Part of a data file
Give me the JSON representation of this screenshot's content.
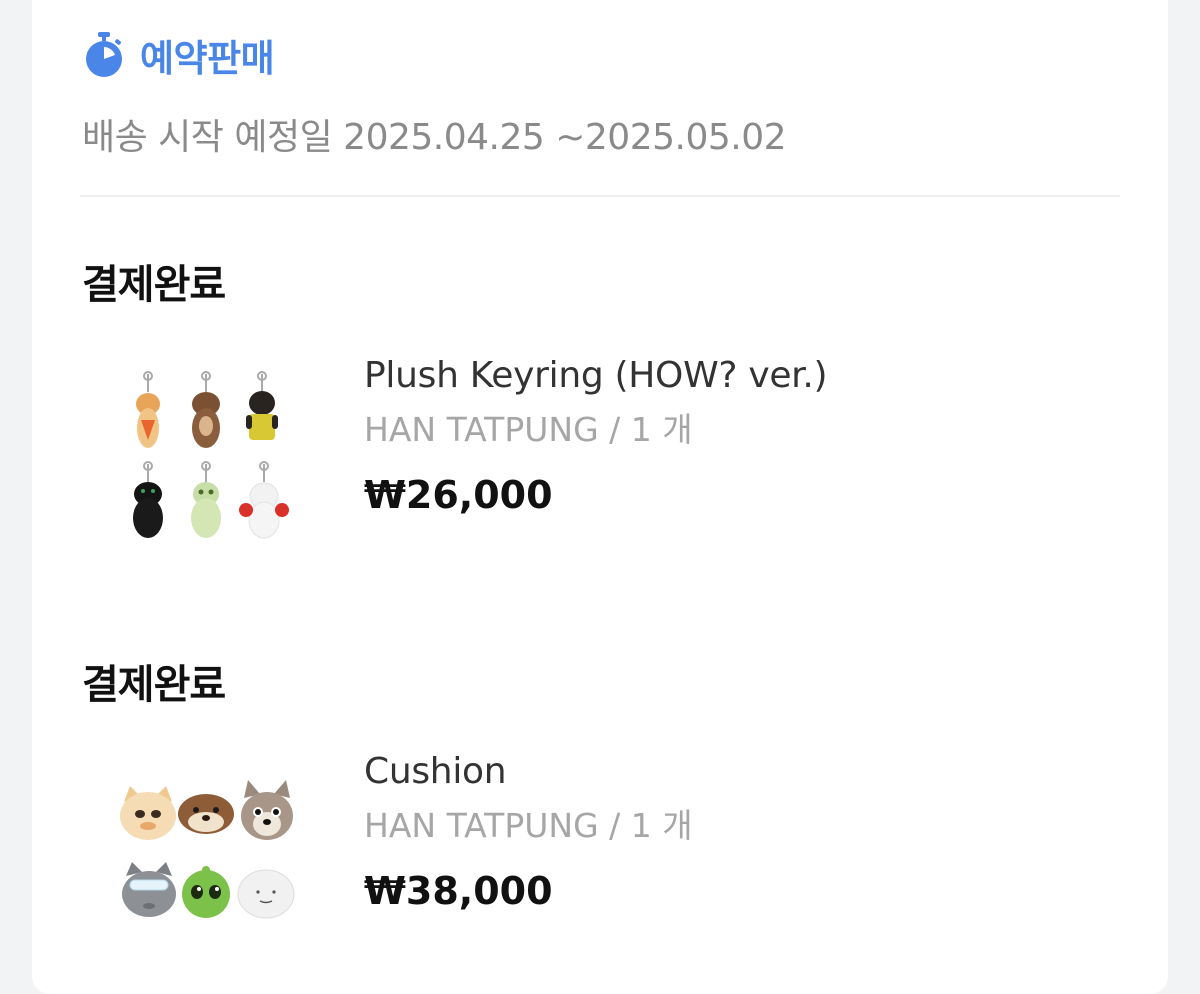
{
  "presale": {
    "icon": "stopwatch-icon",
    "label": "예약판매",
    "accent_color": "#4a86e8"
  },
  "shipping": {
    "text": "배송 시작 예정일 2025.04.25 ~2025.05.02"
  },
  "orders": [
    {
      "status": "결제완료",
      "name": "Plush Keyring (HOW? ver.)",
      "option": "HAN TATPUNG / 1 개",
      "price": "₩26,000",
      "thumbnail": "plush-keyring-set-image"
    },
    {
      "status": "결제완료",
      "name": "Cushion",
      "option": "HAN TATPUNG / 1 개",
      "price": "₩38,000",
      "thumbnail": "cushion-set-image"
    }
  ]
}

• Exercise aim:
Quote the data exactly, leaving every image out of the copy.

• Expected answer:
Give me the JSON representation of this screenshot's content.
{
  "presale": {
    "icon": "stopwatch-icon",
    "label": "예약판매",
    "accent_color": "#4a86e8"
  },
  "shipping": {
    "text": "배송 시작 예정일 2025.04.25 ~2025.05.02"
  },
  "orders": [
    {
      "status": "결제완료",
      "name": "Plush Keyring (HOW? ver.)",
      "option": "HAN TATPUNG / 1 개",
      "price": "₩26,000",
      "thumbnail": "plush-keyring-set-image"
    },
    {
      "status": "결제완료",
      "name": "Cushion",
      "option": "HAN TATPUNG / 1 개",
      "price": "₩38,000",
      "thumbnail": "cushion-set-image"
    }
  ]
}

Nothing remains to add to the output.